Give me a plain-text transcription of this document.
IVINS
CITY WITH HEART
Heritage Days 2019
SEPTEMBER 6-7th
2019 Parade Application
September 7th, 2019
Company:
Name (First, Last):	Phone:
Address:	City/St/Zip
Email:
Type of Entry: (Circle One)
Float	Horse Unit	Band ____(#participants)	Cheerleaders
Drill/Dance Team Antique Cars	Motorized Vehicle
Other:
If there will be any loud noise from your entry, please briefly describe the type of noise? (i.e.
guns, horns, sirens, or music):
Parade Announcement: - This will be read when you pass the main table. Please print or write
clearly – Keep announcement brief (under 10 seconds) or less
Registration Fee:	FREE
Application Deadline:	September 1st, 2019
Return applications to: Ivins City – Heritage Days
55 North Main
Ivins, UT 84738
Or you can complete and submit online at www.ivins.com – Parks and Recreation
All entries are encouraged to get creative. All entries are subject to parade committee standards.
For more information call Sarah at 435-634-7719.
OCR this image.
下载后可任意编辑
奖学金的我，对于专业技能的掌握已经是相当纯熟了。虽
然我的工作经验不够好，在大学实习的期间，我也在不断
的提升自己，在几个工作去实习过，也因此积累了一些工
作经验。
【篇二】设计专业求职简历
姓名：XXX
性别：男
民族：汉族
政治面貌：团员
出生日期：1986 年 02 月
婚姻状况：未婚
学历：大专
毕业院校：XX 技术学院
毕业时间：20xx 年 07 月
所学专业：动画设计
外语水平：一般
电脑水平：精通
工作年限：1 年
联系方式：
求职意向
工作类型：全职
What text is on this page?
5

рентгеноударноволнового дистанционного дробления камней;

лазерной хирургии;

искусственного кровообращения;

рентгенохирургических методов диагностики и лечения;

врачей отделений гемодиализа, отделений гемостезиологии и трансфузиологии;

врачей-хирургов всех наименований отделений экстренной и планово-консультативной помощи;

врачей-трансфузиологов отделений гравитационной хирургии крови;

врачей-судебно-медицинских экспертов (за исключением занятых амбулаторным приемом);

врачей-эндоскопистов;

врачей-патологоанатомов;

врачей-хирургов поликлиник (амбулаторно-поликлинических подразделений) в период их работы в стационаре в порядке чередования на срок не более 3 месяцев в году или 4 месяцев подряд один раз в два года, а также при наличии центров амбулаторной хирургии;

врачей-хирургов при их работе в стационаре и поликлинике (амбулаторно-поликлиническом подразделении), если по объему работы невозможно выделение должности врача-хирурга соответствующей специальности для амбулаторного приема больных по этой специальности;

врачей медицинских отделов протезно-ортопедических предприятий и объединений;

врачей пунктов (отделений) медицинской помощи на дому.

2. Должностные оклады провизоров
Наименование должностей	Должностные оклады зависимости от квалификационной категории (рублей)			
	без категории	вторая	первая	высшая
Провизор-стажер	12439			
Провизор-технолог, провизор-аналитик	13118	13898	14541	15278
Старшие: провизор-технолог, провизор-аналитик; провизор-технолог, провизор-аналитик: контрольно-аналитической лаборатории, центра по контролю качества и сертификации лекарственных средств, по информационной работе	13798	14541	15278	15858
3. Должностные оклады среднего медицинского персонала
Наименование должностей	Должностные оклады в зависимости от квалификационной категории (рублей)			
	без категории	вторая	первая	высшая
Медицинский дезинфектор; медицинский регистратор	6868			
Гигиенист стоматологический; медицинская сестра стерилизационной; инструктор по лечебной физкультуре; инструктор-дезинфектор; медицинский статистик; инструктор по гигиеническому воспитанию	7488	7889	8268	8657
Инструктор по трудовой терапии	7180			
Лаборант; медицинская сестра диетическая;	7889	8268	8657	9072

════════════════════

= PROBLEM STATEMENT =
Scan the material above. Copy each line where "сестра" occurs.

= SOLUTION FOR THIS EXERCISE =
Гигиенист стоматологический; медицинская сестра стерилизационной; инструктор по лечебной физкультуре; инструктор-дезинфектор; медицинский статистик; инструктор по гигиеническому воспитанию	7488	7889	8268	8657
Лаборант; медицинская сестра диетическая;	7889	8268	8657	9072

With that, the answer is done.